----- Supplied information

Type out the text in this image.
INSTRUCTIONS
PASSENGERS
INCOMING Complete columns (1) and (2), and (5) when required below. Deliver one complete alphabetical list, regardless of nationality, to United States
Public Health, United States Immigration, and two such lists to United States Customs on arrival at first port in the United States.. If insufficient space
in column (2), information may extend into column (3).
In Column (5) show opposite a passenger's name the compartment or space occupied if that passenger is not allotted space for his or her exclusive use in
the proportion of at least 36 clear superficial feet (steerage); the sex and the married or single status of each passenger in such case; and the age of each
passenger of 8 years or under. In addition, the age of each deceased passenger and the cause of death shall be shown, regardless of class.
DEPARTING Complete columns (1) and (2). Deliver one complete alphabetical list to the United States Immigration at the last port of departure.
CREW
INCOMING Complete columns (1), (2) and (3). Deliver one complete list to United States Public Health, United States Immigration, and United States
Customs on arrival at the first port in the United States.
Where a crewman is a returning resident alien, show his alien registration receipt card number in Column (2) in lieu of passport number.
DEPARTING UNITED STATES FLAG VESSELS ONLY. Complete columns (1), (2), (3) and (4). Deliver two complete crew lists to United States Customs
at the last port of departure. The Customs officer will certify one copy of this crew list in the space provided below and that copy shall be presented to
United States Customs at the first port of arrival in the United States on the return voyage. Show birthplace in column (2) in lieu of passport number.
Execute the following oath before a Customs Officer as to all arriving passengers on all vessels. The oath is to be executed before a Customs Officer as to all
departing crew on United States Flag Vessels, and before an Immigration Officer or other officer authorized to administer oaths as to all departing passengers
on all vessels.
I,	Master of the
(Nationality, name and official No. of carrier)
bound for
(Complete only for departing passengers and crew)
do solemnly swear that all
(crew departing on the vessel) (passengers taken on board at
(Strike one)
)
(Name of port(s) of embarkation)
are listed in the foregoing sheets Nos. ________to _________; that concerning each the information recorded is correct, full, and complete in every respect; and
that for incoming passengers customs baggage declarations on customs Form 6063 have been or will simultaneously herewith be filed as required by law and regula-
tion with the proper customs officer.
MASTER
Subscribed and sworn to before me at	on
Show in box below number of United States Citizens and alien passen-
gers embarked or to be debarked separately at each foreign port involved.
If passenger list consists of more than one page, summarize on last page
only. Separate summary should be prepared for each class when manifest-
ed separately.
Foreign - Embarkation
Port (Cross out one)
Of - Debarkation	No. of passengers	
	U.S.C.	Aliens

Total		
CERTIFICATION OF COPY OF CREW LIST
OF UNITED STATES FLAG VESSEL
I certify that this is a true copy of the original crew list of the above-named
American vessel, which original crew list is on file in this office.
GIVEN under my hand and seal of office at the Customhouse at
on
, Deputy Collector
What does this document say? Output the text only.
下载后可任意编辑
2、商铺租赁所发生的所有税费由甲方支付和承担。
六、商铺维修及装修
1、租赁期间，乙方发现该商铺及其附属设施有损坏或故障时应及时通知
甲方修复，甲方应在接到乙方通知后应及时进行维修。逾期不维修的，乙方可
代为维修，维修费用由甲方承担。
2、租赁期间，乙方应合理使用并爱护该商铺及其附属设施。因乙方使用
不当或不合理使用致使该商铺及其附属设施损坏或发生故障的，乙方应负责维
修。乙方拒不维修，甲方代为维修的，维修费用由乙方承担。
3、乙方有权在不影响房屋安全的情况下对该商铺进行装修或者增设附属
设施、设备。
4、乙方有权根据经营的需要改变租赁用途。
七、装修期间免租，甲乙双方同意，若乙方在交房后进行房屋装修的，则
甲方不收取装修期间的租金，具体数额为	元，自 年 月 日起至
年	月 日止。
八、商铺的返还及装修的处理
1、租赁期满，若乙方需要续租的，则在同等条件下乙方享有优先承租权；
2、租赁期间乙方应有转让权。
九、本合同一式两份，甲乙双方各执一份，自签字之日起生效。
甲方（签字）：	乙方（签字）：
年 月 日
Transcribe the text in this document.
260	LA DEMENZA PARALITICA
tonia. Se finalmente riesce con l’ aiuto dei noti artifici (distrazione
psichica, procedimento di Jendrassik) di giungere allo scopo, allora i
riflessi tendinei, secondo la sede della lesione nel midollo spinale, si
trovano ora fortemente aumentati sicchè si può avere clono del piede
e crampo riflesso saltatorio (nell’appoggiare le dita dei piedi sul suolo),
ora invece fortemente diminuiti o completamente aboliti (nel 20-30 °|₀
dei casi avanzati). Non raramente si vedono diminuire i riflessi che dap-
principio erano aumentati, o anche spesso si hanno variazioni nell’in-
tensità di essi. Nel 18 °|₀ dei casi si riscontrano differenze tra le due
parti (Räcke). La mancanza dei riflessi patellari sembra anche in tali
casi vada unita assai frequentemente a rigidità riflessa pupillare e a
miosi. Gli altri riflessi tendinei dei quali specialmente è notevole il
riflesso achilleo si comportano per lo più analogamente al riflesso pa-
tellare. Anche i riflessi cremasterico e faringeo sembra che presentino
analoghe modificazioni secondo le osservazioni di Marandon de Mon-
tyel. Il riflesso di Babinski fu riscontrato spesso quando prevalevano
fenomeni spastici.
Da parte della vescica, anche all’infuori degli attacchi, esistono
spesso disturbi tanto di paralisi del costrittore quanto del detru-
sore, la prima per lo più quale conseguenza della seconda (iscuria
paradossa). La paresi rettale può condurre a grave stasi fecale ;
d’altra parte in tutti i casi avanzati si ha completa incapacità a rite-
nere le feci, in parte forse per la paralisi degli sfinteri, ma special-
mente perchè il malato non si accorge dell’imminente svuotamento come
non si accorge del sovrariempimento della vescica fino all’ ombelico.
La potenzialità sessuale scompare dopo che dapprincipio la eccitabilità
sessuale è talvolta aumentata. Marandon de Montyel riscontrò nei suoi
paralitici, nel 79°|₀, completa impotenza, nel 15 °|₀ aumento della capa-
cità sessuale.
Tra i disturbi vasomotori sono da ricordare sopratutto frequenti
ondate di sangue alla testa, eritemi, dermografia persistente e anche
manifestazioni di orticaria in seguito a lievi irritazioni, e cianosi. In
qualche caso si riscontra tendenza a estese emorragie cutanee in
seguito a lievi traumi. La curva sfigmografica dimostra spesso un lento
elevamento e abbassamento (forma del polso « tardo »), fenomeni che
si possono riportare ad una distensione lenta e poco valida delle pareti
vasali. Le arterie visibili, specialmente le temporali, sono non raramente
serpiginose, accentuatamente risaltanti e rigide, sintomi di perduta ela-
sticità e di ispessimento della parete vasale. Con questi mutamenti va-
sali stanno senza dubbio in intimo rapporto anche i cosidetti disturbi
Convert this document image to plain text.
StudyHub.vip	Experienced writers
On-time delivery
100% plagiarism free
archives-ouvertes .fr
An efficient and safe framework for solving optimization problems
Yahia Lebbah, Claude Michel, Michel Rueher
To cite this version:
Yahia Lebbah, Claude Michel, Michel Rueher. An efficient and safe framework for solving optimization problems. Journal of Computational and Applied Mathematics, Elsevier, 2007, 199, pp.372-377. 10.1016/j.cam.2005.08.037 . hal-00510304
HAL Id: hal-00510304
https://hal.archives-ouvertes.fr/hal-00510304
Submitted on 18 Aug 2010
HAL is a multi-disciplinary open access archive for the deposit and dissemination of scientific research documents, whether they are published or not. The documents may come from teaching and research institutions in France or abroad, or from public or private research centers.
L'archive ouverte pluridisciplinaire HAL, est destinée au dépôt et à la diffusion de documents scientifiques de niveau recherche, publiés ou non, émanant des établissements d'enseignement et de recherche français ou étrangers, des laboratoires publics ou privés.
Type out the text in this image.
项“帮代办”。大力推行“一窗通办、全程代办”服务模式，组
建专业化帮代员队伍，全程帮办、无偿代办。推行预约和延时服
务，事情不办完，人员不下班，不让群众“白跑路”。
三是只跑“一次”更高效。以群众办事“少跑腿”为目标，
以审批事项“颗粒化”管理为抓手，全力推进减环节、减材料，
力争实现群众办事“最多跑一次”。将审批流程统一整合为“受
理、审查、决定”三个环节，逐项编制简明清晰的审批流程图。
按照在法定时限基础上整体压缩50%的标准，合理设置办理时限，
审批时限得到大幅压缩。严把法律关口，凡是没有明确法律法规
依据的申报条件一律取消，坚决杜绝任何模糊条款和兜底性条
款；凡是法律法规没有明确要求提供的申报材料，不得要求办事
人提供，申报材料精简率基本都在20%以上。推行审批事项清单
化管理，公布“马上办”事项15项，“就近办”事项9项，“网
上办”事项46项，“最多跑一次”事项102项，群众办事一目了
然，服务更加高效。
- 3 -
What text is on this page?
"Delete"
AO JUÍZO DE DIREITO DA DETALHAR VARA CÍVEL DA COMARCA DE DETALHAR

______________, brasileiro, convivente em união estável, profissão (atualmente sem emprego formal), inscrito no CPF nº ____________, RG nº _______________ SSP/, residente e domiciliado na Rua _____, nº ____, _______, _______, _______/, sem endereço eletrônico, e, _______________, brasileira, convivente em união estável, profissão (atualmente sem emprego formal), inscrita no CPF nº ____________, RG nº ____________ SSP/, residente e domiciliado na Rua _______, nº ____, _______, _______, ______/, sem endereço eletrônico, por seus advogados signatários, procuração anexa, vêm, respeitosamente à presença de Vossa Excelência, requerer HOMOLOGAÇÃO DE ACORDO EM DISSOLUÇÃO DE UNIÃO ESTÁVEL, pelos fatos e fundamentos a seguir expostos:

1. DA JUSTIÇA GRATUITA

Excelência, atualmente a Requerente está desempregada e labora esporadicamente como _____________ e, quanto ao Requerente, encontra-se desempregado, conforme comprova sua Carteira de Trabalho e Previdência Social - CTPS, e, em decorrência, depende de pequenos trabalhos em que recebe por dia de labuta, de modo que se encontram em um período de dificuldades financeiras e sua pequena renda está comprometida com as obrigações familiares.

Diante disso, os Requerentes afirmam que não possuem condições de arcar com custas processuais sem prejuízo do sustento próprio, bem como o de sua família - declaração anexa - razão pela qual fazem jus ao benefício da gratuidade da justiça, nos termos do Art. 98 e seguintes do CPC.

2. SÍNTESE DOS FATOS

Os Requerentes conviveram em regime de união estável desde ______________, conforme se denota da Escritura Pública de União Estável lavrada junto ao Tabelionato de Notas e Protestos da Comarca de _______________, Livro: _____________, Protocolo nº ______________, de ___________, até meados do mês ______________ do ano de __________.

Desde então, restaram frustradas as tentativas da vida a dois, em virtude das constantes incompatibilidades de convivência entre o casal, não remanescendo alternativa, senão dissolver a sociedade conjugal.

----------

Problem details: Pull out the lines above in which the word "sessuale" appears.

Correct response:
La potenzialità sessuale scompare dopo che dapprincipio la eccitabilità
sessuale è talvolta aumentata. Marandon de Montyel riscontrò nei suoi
cità sessuale.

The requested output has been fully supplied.